The problem:
In your copy, leave out the pictures and repeat the entries below exactly.

Data supplied:
--

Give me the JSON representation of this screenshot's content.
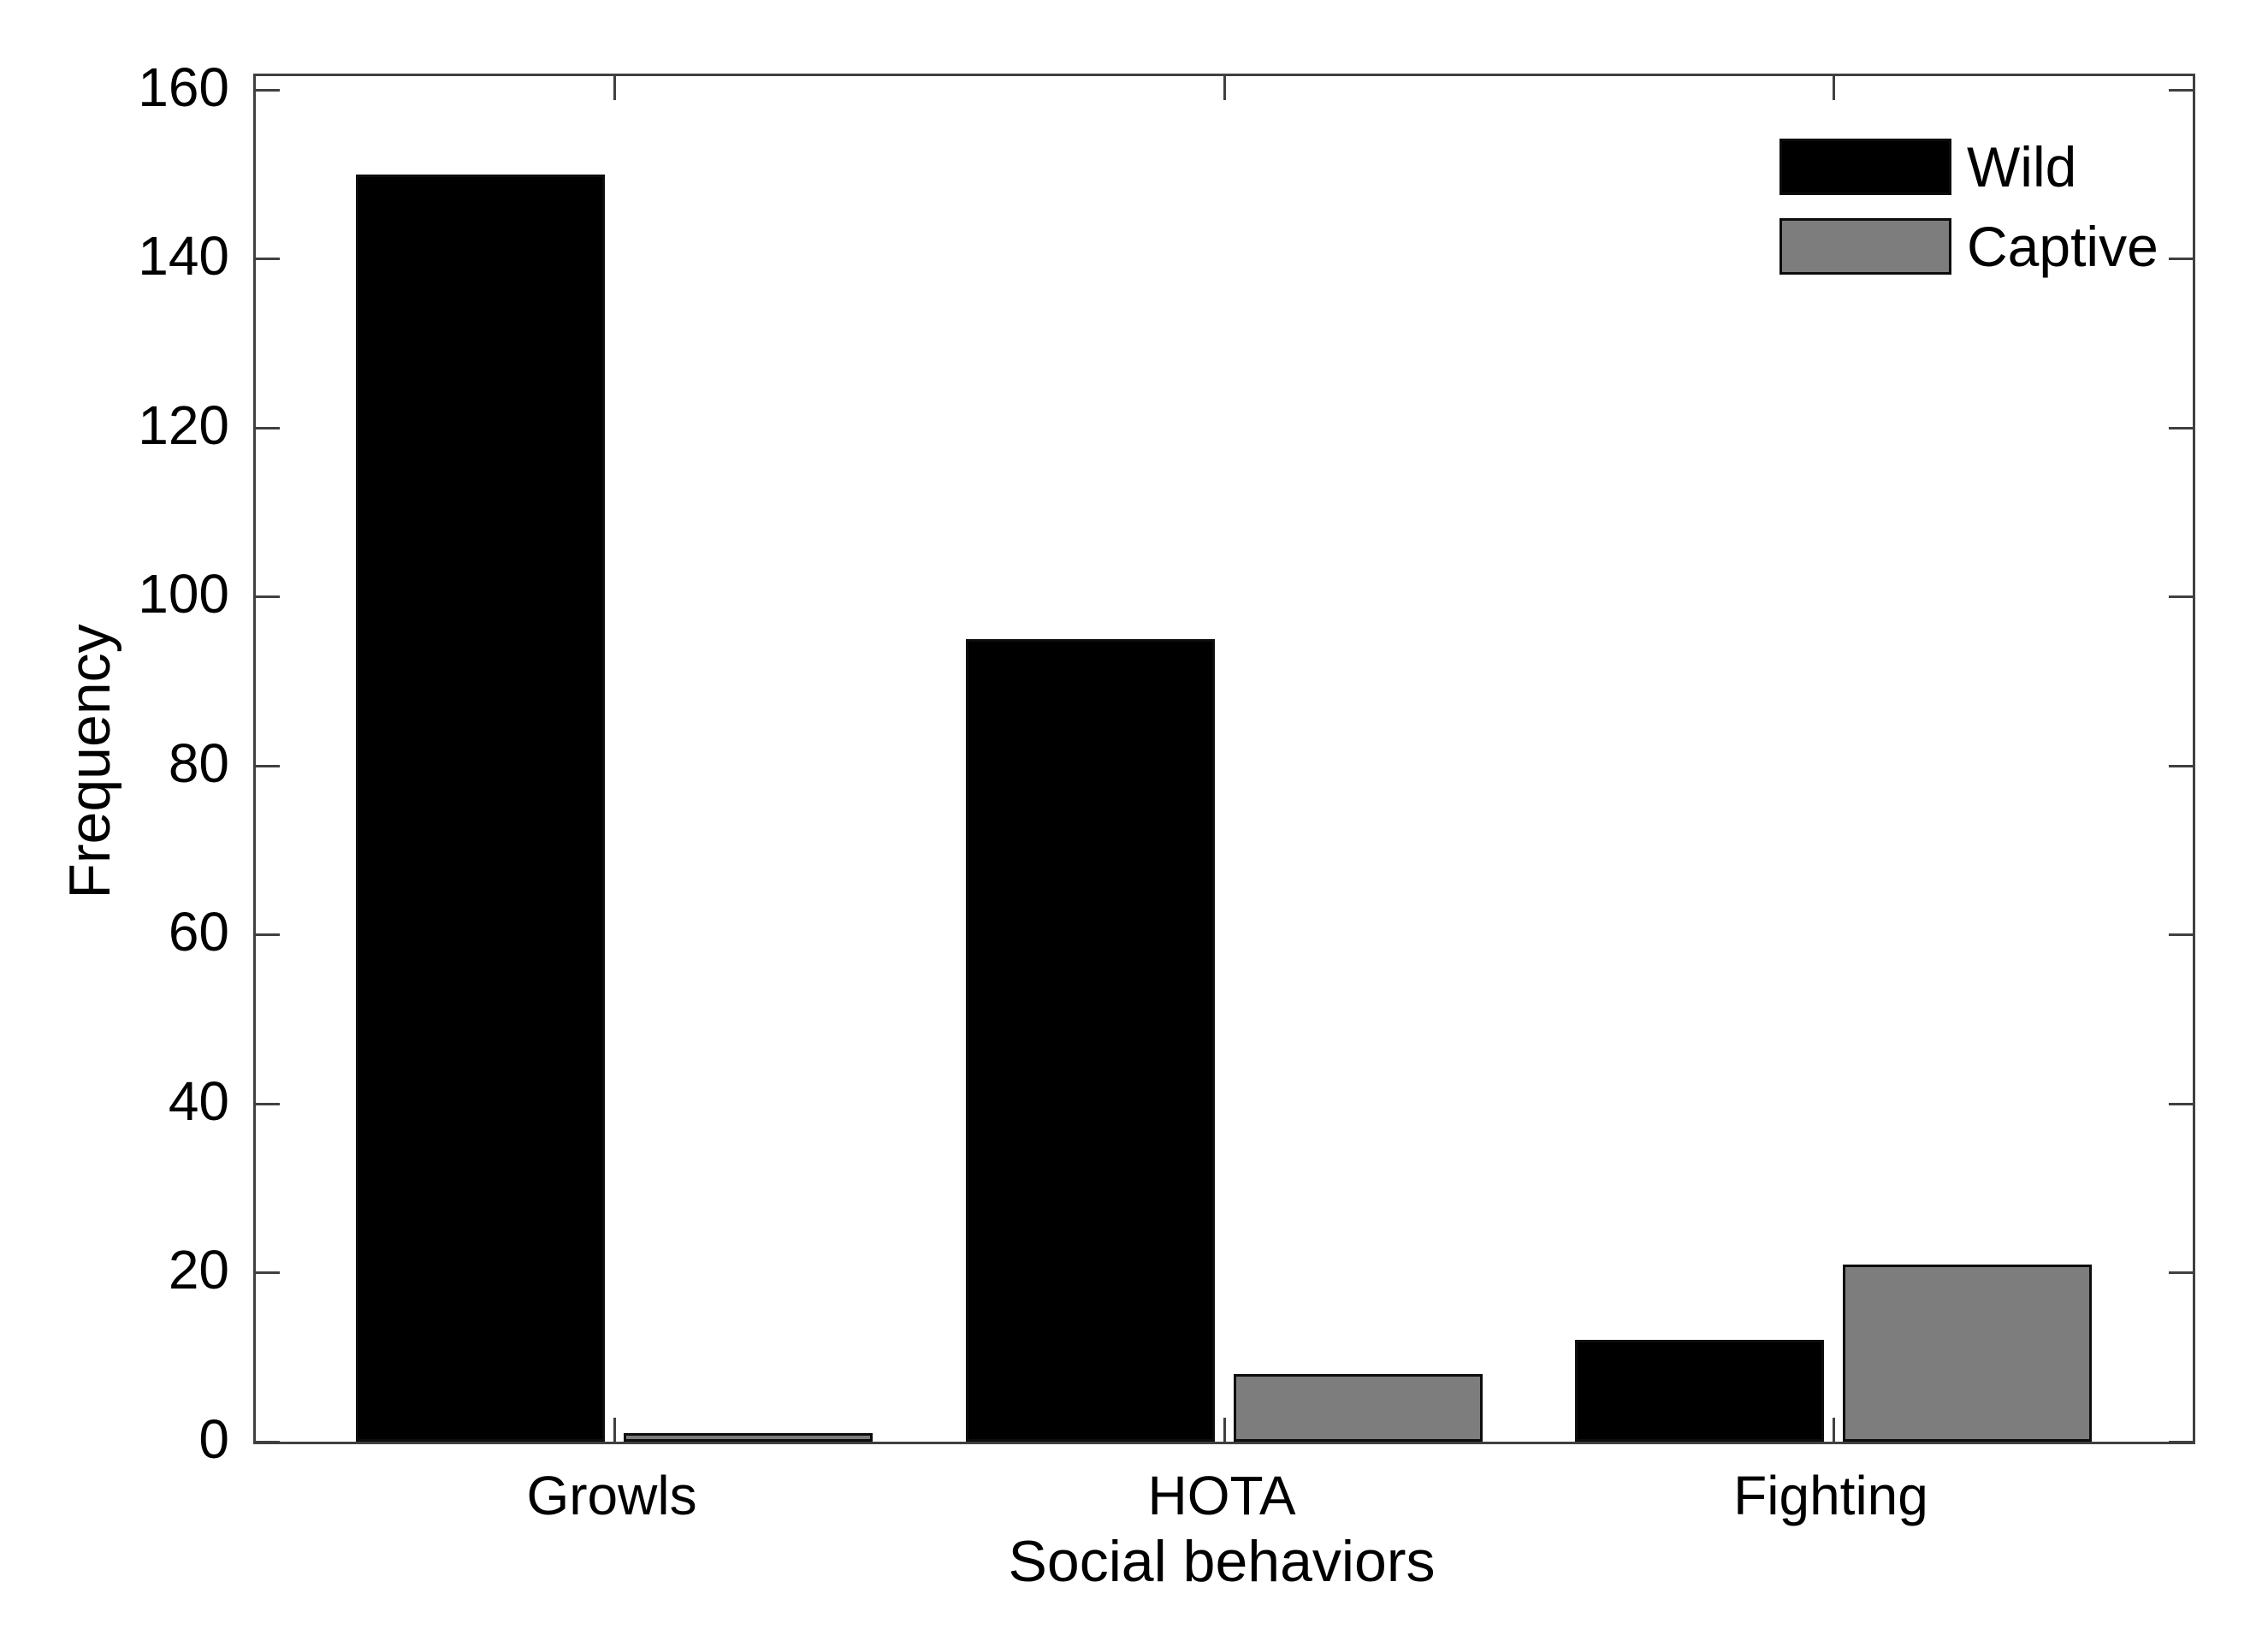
{
  "figure": {
    "background": "#ffffff"
  },
  "chart_data": {
    "type": "bar",
    "title": "",
    "xlabel": "Social behaviors",
    "ylabel": "Frequency",
    "categories": [
      "Growls",
      "HOTA",
      "Fighting"
    ],
    "series": [
      {
        "name": "Wild",
        "color": "#000000",
        "values": [
          150,
          95,
          12
        ]
      },
      {
        "name": "Captive",
        "color": "#7d7d7d",
        "values": [
          1,
          8,
          21
        ]
      }
    ],
    "ylim": [
      0,
      160
    ],
    "yticks": [
      0,
      20,
      40,
      60,
      80,
      100,
      120,
      140,
      160
    ],
    "grid": false,
    "legend_position": "top-right",
    "bar_edge_color": "#0d0d0d",
    "axis_color": "#404040"
  }
}
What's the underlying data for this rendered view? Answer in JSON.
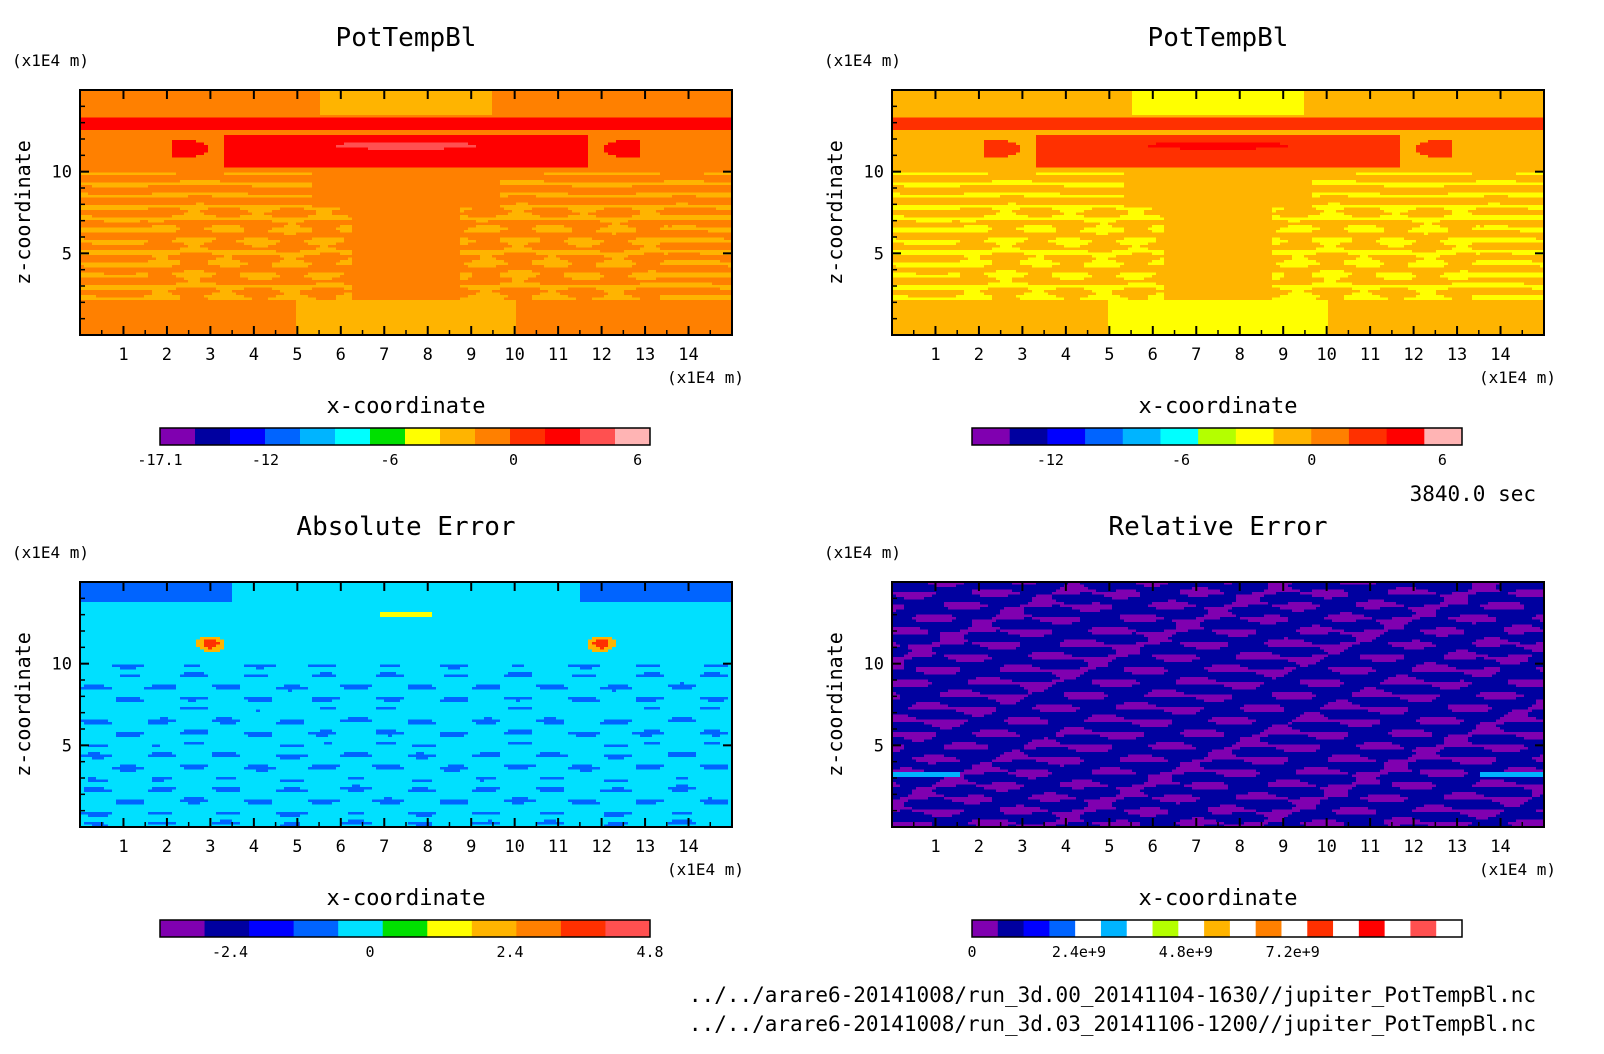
{
  "time_label": "3840.0 sec",
  "files": [
    "../../arare6-20141008/run_3d.00_20141104-1630//jupiter_PotTempBl.nc",
    "../../arare6-20141008/run_3d.03_20141106-1200//jupiter_PotTempBl.nc"
  ],
  "chart_data": [
    {
      "type": "heatmap",
      "title": "PotTempBl",
      "xlabel": "x-coordinate",
      "ylabel": "z-coordinate",
      "x_unit": "(x1E4 m)",
      "y_unit": "(x1E4 m)",
      "x_ticks": [
        1,
        2,
        3,
        4,
        5,
        6,
        7,
        8,
        9,
        10,
        11,
        12,
        13,
        14
      ],
      "y_ticks": [
        5,
        10
      ],
      "xlim": [
        0,
        15
      ],
      "ylim": [
        0,
        15
      ],
      "colorbar": {
        "min": -17.1,
        "max": 6.6,
        "tick_labels": [
          "-17.1",
          "-12",
          "-6",
          "0",
          "6"
        ],
        "tick_values": [
          -17.1,
          -12,
          -6,
          0,
          6
        ],
        "colors": [
          "#8000b0",
          "#0000a0",
          "#0000ff",
          "#0064ff",
          "#00b4ff",
          "#00ffff",
          "#00e000",
          "#ffff00",
          "#ffb400",
          "#ff8000",
          "#ff3000",
          "#ff0000",
          "#ff5050",
          "#ffb4b4"
        ]
      },
      "field_style": "pottemp_a"
    },
    {
      "type": "heatmap",
      "title": "PotTempBl",
      "xlabel": "x-coordinate",
      "ylabel": "z-coordinate",
      "x_unit": "(x1E4 m)",
      "y_unit": "(x1E4 m)",
      "x_ticks": [
        1,
        2,
        3,
        4,
        5,
        6,
        7,
        8,
        9,
        10,
        11,
        12,
        13,
        14
      ],
      "y_ticks": [
        5,
        10
      ],
      "xlim": [
        0,
        15
      ],
      "ylim": [
        0,
        15
      ],
      "colorbar": {
        "min": -15.6,
        "max": 6.9,
        "tick_labels": [
          "-12",
          "-6",
          "0",
          "6"
        ],
        "tick_values": [
          -12,
          -6,
          0,
          6
        ],
        "colors": [
          "#8000b0",
          "#0000a0",
          "#0000ff",
          "#0064ff",
          "#00b4ff",
          "#00ffff",
          "#b4ff00",
          "#ffff00",
          "#ffb400",
          "#ff8000",
          "#ff3000",
          "#ff0000",
          "#ffb4b4"
        ]
      },
      "field_style": "pottemp_b"
    },
    {
      "type": "heatmap",
      "title": "Absolute Error",
      "xlabel": "x-coordinate",
      "ylabel": "z-coordinate",
      "x_unit": "(x1E4 m)",
      "y_unit": "(x1E4 m)",
      "x_ticks": [
        1,
        2,
        3,
        4,
        5,
        6,
        7,
        8,
        9,
        10,
        11,
        12,
        13,
        14
      ],
      "y_ticks": [
        5,
        10
      ],
      "xlim": [
        0,
        15
      ],
      "ylim": [
        0,
        15
      ],
      "colorbar": {
        "min": -3.6,
        "max": 4.8,
        "tick_labels": [
          "-2.4",
          "0",
          "2.4",
          "4.8"
        ],
        "tick_values": [
          -2.4,
          0,
          2.4,
          4.8
        ],
        "colors": [
          "#8000b0",
          "#0000a0",
          "#0000ff",
          "#0064ff",
          "#00e0ff",
          "#00e000",
          "#ffff00",
          "#ffb400",
          "#ff8000",
          "#ff3000",
          "#ff5050"
        ]
      },
      "field_style": "abs_error"
    },
    {
      "type": "heatmap",
      "title": "Relative Error",
      "xlabel": "x-coordinate",
      "ylabel": "z-coordinate",
      "x_unit": "(x1E4 m)",
      "y_unit": "(x1E4 m)",
      "x_ticks": [
        1,
        2,
        3,
        4,
        5,
        6,
        7,
        8,
        9,
        10,
        11,
        12,
        13,
        14
      ],
      "y_ticks": [
        5,
        10
      ],
      "xlim": [
        0,
        15
      ],
      "ylim": [
        0,
        15
      ],
      "colorbar": {
        "min": 0,
        "max": 11000000000.0,
        "tick_labels": [
          "0",
          "2.4e+9",
          "4.8e+9",
          "7.2e+9"
        ],
        "tick_values": [
          0,
          2400000000.0,
          4800000000.0,
          7200000000.0
        ],
        "colors": [
          "#8000b0",
          "#0000a0",
          "#0000ff",
          "#0064ff",
          "#ffffff",
          "#00b4ff",
          "#ffffff",
          "#b4ff00",
          "#ffffff",
          "#ffb400",
          "#ffffff",
          "#ff8000",
          "#ffffff",
          "#ff3000",
          "#ffffff",
          "#ff0000",
          "#ffffff",
          "#ff5050",
          "#ffffff"
        ]
      },
      "field_style": "rel_error"
    }
  ]
}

--

Full answer:
Give me the JSON representation of this screenshot's content.
{
  "figure": {
    "background": "#ffffff"
  },
  "chart_data": {
    "type": "bar",
    "title": "",
    "xlabel": "Social behaviors",
    "ylabel": "Frequency",
    "categories": [
      "Growls",
      "HOTA",
      "Fighting"
    ],
    "series": [
      {
        "name": "Wild",
        "color": "#000000",
        "values": [
          150,
          95,
          12
        ]
      },
      {
        "name": "Captive",
        "color": "#7d7d7d",
        "values": [
          1,
          8,
          21
        ]
      }
    ],
    "ylim": [
      0,
      160
    ],
    "yticks": [
      0,
      20,
      40,
      60,
      80,
      100,
      120,
      140,
      160
    ],
    "grid": false,
    "legend_position": "top-right",
    "bar_edge_color": "#0d0d0d",
    "axis_color": "#404040"
  }
}
What's the underlying data for this rendered view? Answer in JSON.
{
  "time_label": "3840.0 sec",
  "files": [
    "../../arare6-20141008/run_3d.00_20141104-1630//jupiter_PotTempBl.nc",
    "../../arare6-20141008/run_3d.03_20141106-1200//jupiter_PotTempBl.nc"
  ],
  "chart_data": [
    {
      "type": "heatmap",
      "title": "PotTempBl",
      "xlabel": "x-coordinate",
      "ylabel": "z-coordinate",
      "x_unit": "(x1E4 m)",
      "y_unit": "(x1E4 m)",
      "x_ticks": [
        1,
        2,
        3,
        4,
        5,
        6,
        7,
        8,
        9,
        10,
        11,
        12,
        13,
        14
      ],
      "y_ticks": [
        5,
        10
      ],
      "xlim": [
        0,
        15
      ],
      "ylim": [
        0,
        15
      ],
      "colorbar": {
        "min": -17.1,
        "max": 6.6,
        "tick_labels": [
          "-17.1",
          "-12",
          "-6",
          "0",
          "6"
        ],
        "tick_values": [
          -17.1,
          -12,
          -6,
          0,
          6
        ],
        "colors": [
          "#8000b0",
          "#0000a0",
          "#0000ff",
          "#0064ff",
          "#00b4ff",
          "#00ffff",
          "#00e000",
          "#ffff00",
          "#ffb400",
          "#ff8000",
          "#ff3000",
          "#ff0000",
          "#ff5050",
          "#ffb4b4"
        ]
      },
      "field_style": "pottemp_a"
    },
    {
      "type": "heatmap",
      "title": "PotTempBl",
      "xlabel": "x-coordinate",
      "ylabel": "z-coordinate",
      "x_unit": "(x1E4 m)",
      "y_unit": "(x1E4 m)",
      "x_ticks": [
        1,
        2,
        3,
        4,
        5,
        6,
        7,
        8,
        9,
        10,
        11,
        12,
        13,
        14
      ],
      "y_ticks": [
        5,
        10
      ],
      "xlim": [
        0,
        15
      ],
      "ylim": [
        0,
        15
      ],
      "colorbar": {
        "min": -15.6,
        "max": 6.9,
        "tick_labels": [
          "-12",
          "-6",
          "0",
          "6"
        ],
        "tick_values": [
          -12,
          -6,
          0,
          6
        ],
        "colors": [
          "#8000b0",
          "#0000a0",
          "#0000ff",
          "#0064ff",
          "#00b4ff",
          "#00ffff",
          "#b4ff00",
          "#ffff00",
          "#ffb400",
          "#ff8000",
          "#ff3000",
          "#ff0000",
          "#ffb4b4"
        ]
      },
      "field_style": "pottemp_b"
    },
    {
      "type": "heatmap",
      "title": "Absolute Error",
      "xlabel": "x-coordinate",
      "ylabel": "z-coordinate",
      "x_unit": "(x1E4 m)",
      "y_unit": "(x1E4 m)",
      "x_ticks": [
        1,
        2,
        3,
        4,
        5,
        6,
        7,
        8,
        9,
        10,
        11,
        12,
        13,
        14
      ],
      "y_ticks": [
        5,
        10
      ],
      "xlim": [
        0,
        15
      ],
      "ylim": [
        0,
        15
      ],
      "colorbar": {
        "min": -3.6,
        "max": 4.8,
        "tick_labels": [
          "-2.4",
          "0",
          "2.4",
          "4.8"
        ],
        "tick_values": [
          -2.4,
          0,
          2.4,
          4.8
        ],
        "colors": [
          "#8000b0",
          "#0000a0",
          "#0000ff",
          "#0064ff",
          "#00e0ff",
          "#00e000",
          "#ffff00",
          "#ffb400",
          "#ff8000",
          "#ff3000",
          "#ff5050"
        ]
      },
      "field_style": "abs_error"
    },
    {
      "type": "heatmap",
      "title": "Relative Error",
      "xlabel": "x-coordinate",
      "ylabel": "z-coordinate",
      "x_unit": "(x1E4 m)",
      "y_unit": "(x1E4 m)",
      "x_ticks": [
        1,
        2,
        3,
        4,
        5,
        6,
        7,
        8,
        9,
        10,
        11,
        12,
        13,
        14
      ],
      "y_ticks": [
        5,
        10
      ],
      "xlim": [
        0,
        15
      ],
      "ylim": [
        0,
        15
      ],
      "colorbar": {
        "min": 0,
        "max": 11000000000.0,
        "tick_labels": [
          "0",
          "2.4e+9",
          "4.8e+9",
          "7.2e+9"
        ],
        "tick_values": [
          0,
          2400000000.0,
          4800000000.0,
          7200000000.0
        ],
        "colors": [
          "#8000b0",
          "#0000a0",
          "#0000ff",
          "#0064ff",
          "#ffffff",
          "#00b4ff",
          "#ffffff",
          "#b4ff00",
          "#ffffff",
          "#ffb400",
          "#ffffff",
          "#ff8000",
          "#ffffff",
          "#ff3000",
          "#ffffff",
          "#ff0000",
          "#ffffff",
          "#ff5050",
          "#ffffff"
        ]
      },
      "field_style": "rel_error"
    }
  ]
}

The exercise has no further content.